## Objective
Copy every line from the material below that holds "rate".

<<<<

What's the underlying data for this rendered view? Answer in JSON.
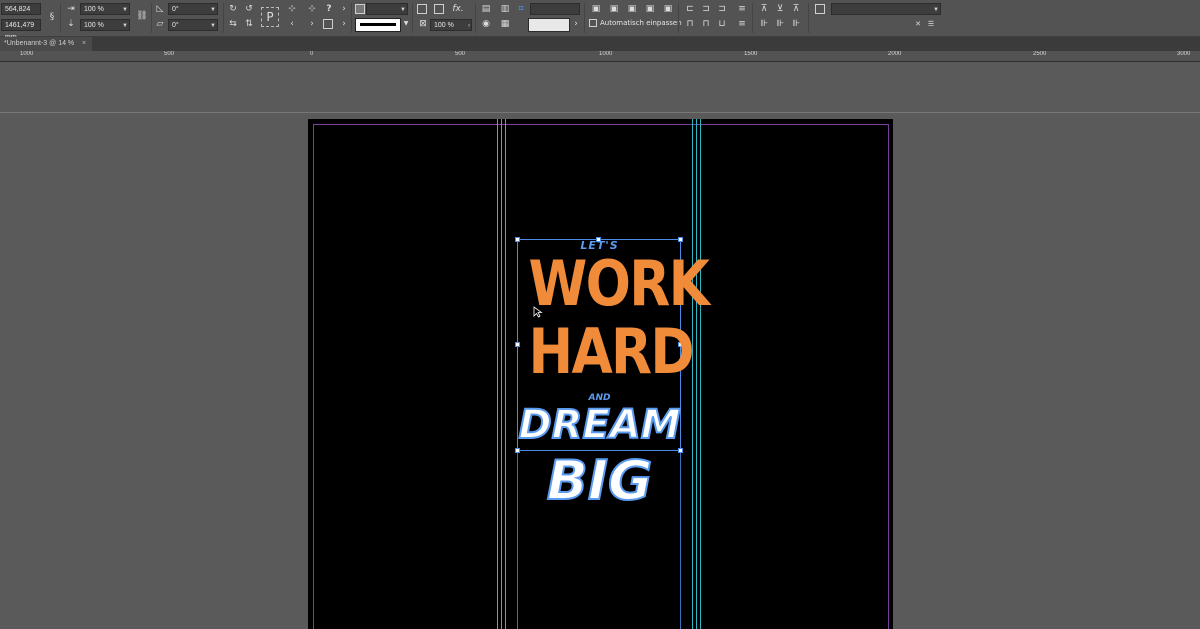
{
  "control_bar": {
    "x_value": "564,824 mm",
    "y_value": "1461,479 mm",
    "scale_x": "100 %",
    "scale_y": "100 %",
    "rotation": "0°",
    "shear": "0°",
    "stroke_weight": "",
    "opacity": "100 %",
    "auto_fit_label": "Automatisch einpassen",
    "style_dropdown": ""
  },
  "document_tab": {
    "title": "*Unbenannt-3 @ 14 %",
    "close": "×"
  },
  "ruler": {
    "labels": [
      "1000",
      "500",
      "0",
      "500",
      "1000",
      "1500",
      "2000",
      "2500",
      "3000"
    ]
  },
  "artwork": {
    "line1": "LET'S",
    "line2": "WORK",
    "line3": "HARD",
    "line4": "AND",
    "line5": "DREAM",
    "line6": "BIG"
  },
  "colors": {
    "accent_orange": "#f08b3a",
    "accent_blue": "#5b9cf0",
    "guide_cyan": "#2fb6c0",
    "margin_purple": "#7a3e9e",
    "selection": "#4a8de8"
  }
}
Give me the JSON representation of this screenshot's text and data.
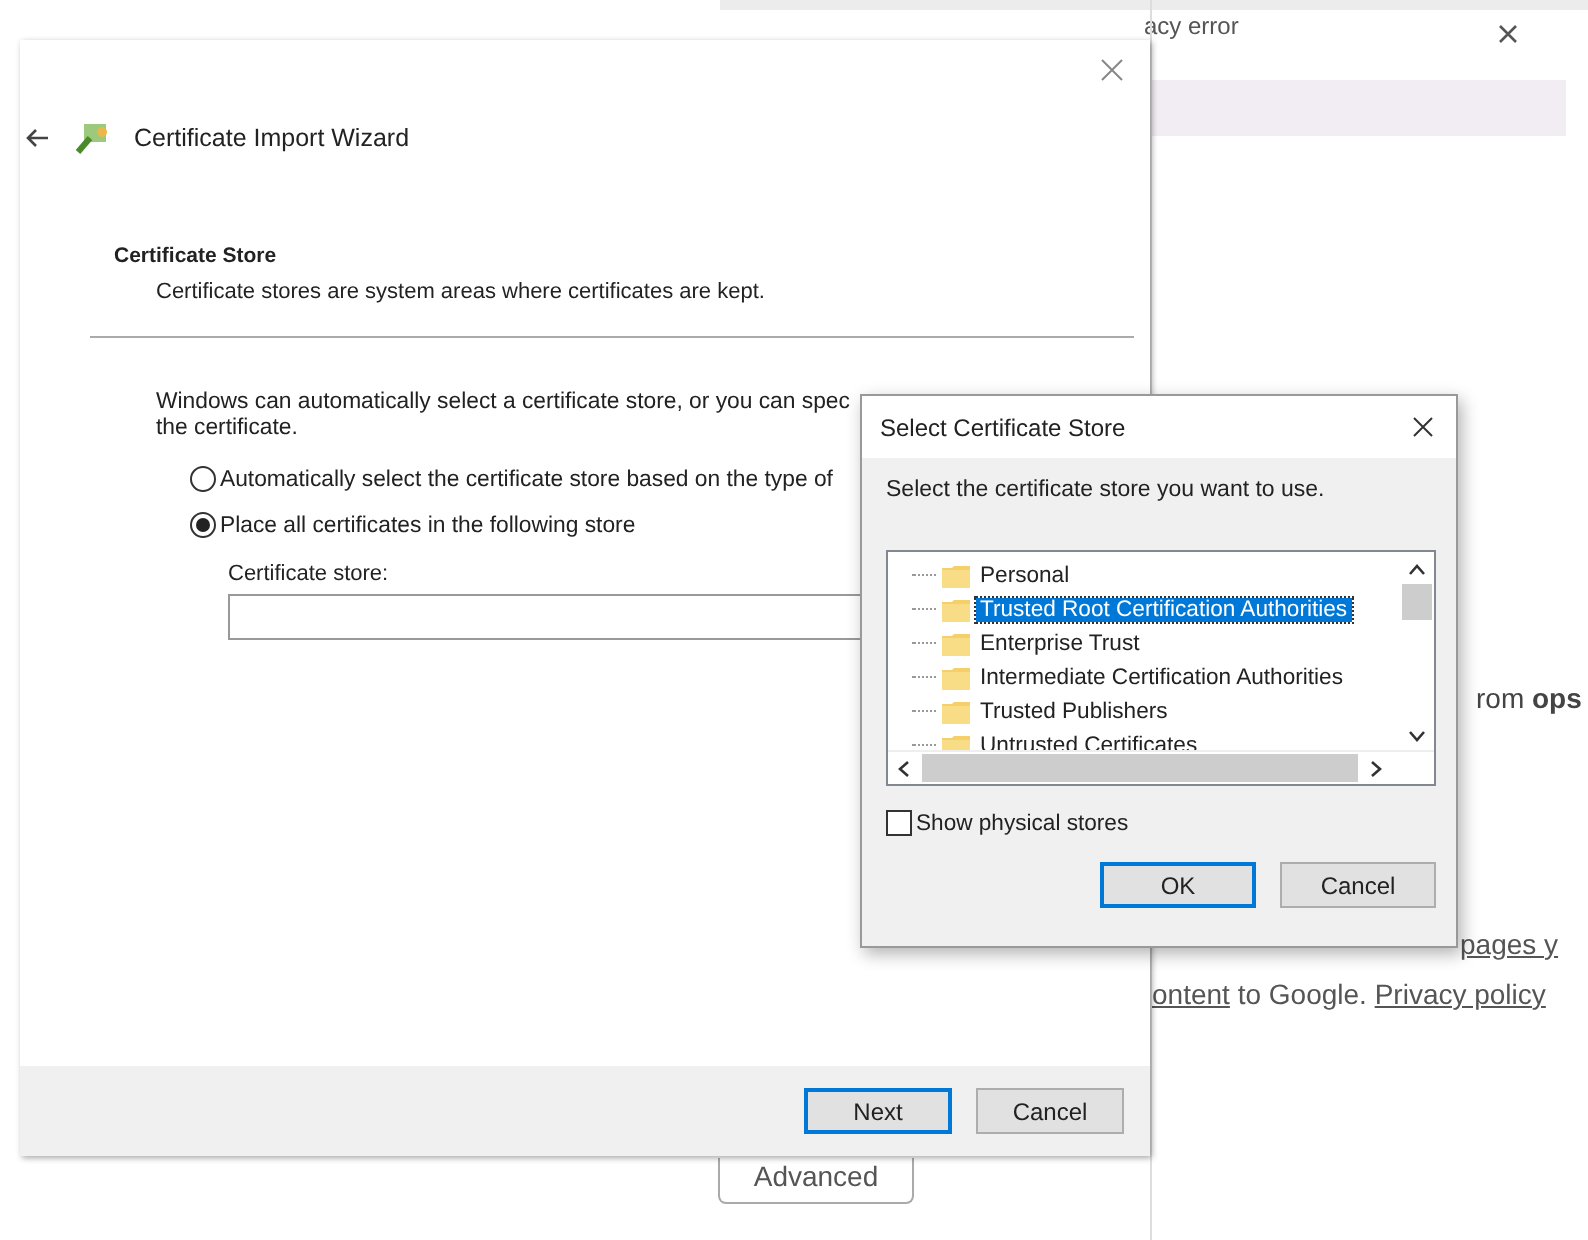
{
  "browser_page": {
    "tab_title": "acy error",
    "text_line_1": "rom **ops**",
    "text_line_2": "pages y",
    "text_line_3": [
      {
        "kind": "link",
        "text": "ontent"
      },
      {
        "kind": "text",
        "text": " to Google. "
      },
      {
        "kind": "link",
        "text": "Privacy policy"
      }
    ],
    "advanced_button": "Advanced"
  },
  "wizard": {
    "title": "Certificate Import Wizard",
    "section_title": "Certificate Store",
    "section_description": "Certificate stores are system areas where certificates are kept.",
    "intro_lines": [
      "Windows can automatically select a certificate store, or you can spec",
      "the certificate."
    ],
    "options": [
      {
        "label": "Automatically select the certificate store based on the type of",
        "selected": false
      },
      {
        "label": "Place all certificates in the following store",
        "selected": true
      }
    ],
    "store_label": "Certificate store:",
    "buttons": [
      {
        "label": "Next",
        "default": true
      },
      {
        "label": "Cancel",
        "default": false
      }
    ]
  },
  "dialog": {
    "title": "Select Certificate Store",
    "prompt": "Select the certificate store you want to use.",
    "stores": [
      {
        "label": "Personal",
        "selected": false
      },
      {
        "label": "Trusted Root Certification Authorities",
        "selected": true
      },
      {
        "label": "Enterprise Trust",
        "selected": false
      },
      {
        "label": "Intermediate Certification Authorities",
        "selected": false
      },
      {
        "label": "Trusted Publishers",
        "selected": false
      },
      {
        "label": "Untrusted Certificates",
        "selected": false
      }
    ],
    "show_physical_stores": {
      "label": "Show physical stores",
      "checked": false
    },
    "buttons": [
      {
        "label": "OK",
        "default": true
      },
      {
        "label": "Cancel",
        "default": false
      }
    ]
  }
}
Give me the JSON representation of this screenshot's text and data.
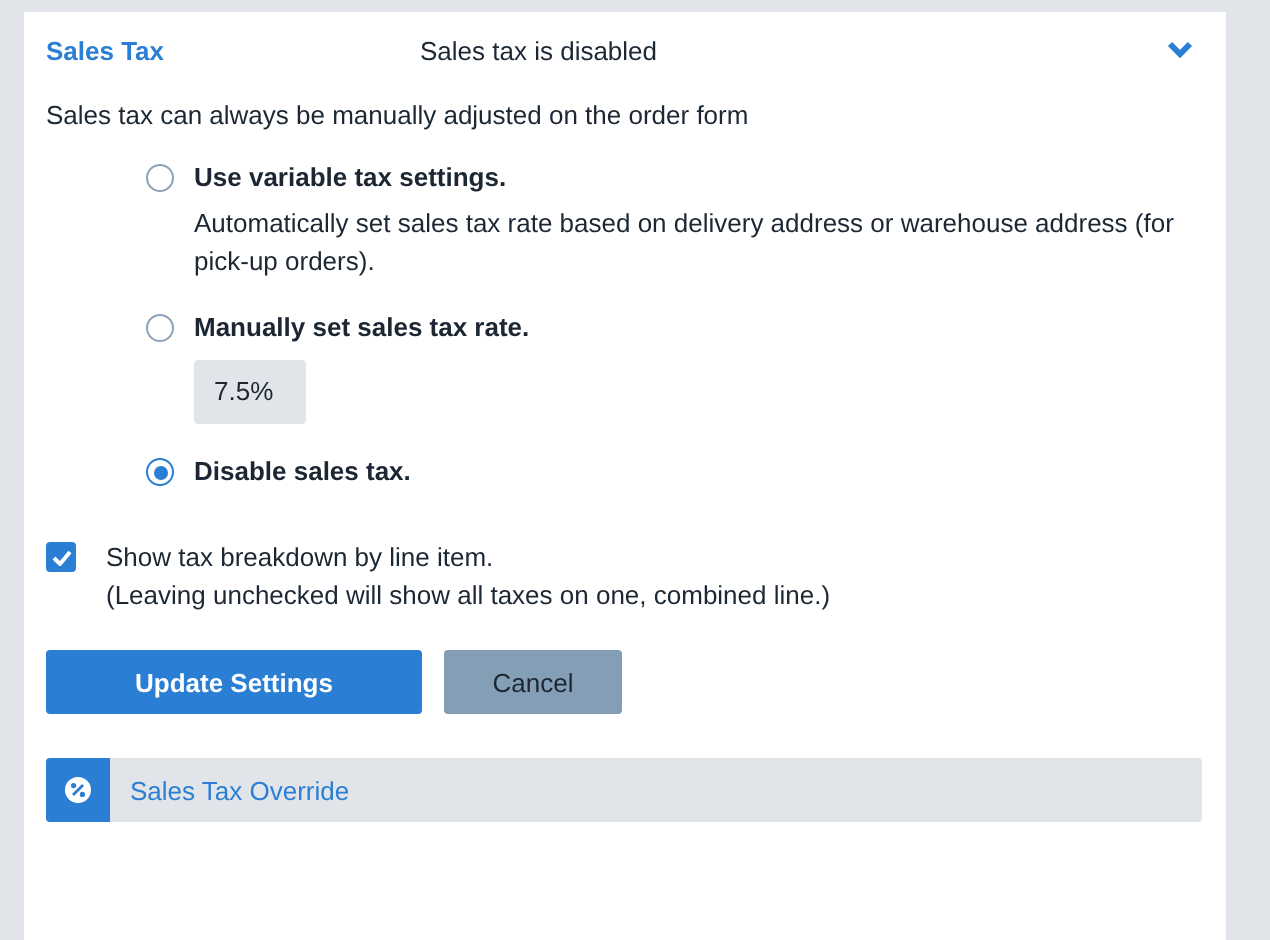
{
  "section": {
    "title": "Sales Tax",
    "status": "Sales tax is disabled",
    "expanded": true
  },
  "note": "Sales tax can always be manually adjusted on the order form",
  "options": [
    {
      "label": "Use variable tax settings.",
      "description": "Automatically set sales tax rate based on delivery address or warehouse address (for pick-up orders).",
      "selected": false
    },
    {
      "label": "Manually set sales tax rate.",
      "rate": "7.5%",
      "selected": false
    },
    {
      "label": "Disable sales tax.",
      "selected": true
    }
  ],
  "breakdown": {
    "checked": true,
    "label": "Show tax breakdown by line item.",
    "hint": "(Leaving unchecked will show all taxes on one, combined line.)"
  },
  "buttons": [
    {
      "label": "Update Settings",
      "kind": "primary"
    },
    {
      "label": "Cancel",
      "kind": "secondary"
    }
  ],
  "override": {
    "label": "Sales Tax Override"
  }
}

>>>>
<<<<

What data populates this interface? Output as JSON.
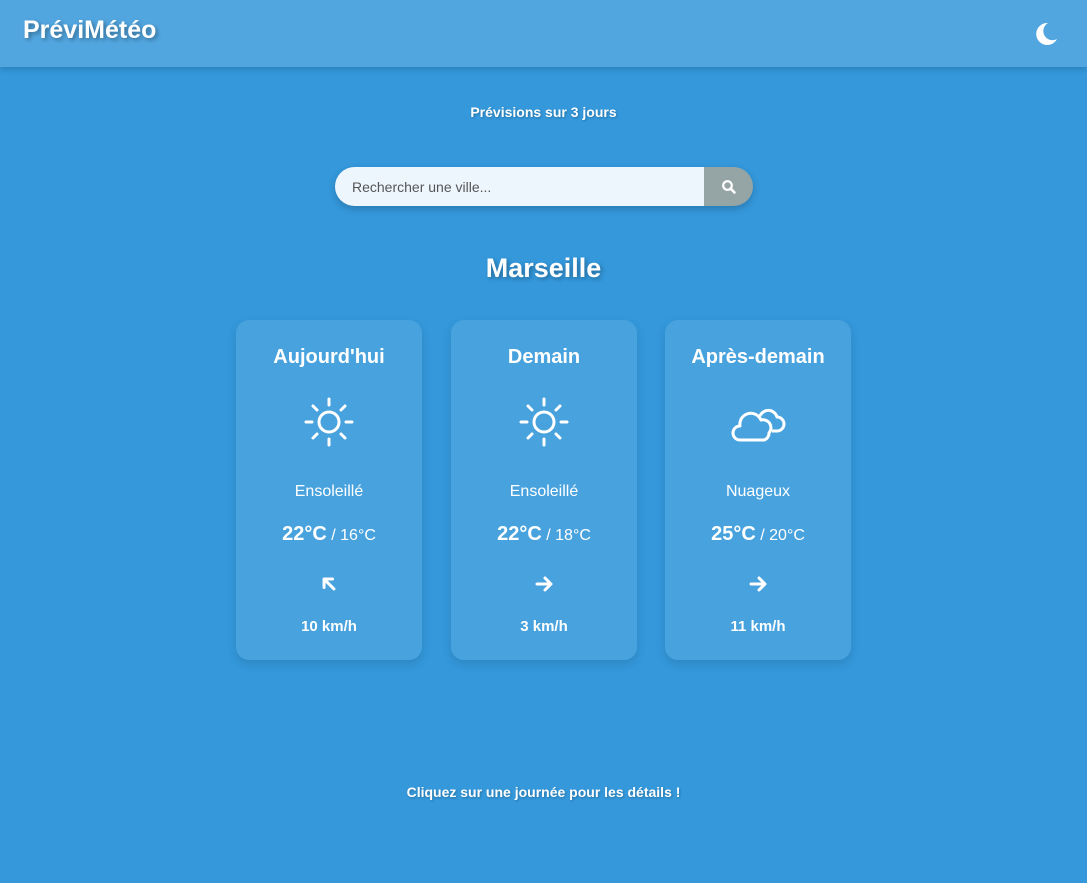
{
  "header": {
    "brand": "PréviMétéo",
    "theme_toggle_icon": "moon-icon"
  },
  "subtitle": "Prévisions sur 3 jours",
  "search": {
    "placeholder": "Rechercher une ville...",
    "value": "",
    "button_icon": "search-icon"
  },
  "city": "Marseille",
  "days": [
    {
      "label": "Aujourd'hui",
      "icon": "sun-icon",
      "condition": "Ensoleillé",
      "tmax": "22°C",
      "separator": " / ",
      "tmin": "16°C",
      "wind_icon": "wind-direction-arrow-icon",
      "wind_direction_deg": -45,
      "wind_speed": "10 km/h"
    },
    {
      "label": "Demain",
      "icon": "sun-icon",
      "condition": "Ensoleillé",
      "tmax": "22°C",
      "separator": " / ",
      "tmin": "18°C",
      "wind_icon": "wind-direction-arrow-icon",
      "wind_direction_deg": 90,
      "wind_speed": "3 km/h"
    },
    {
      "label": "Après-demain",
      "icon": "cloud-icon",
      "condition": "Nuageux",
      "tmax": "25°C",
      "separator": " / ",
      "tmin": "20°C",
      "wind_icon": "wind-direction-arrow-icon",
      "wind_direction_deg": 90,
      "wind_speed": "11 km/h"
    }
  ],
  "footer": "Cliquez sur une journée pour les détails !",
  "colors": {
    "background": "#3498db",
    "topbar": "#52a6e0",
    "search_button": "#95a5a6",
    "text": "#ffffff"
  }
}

>>>>

## Result
      "description": "Automatically set sales tax rate based on delivery address or warehouse address (for pick-up orders).",
      "label": "Manually set sales tax rate.",
      "rate": "7.5%",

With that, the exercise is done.